#### [Task objective]
Give the number of lines in the records below that include "Jána". Reply with that number alone.

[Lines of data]
┌────────

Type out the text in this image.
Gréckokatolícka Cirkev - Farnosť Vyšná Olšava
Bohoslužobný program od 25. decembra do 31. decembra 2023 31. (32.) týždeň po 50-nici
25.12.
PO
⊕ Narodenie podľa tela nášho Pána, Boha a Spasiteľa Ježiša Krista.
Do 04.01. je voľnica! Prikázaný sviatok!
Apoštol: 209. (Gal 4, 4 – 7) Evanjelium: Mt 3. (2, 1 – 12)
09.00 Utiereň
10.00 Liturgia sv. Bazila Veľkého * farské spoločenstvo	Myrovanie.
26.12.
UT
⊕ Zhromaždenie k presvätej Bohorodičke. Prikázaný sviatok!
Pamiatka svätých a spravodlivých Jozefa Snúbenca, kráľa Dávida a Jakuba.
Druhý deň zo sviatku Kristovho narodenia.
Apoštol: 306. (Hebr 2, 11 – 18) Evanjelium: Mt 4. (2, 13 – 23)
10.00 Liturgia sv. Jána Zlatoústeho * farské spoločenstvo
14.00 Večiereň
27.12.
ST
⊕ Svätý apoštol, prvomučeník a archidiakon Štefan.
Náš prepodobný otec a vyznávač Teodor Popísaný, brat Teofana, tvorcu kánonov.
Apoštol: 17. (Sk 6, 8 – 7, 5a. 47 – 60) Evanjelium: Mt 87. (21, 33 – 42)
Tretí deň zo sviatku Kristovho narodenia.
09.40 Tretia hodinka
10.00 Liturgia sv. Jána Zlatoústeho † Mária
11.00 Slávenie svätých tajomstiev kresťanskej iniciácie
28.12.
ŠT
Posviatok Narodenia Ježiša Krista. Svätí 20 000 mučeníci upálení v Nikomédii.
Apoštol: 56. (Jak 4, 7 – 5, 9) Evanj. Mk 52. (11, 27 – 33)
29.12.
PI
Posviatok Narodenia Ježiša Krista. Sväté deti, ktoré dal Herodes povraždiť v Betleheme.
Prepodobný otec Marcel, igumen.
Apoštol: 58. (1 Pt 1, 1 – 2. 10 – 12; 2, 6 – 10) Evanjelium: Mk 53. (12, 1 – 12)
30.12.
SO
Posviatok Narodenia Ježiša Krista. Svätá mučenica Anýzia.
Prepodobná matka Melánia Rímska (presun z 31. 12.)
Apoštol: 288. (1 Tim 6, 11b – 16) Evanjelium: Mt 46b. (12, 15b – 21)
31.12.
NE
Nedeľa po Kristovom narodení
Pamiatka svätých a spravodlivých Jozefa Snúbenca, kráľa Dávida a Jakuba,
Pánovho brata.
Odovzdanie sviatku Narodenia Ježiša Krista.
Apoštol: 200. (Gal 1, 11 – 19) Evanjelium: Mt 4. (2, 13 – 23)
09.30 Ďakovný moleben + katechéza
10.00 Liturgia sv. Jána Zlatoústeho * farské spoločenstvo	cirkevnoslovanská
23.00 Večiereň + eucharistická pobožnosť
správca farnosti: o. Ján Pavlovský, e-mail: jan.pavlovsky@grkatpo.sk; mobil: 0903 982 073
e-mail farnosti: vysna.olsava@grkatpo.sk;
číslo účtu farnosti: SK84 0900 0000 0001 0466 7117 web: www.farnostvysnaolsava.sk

└────────

#### [Response to the exercise]
3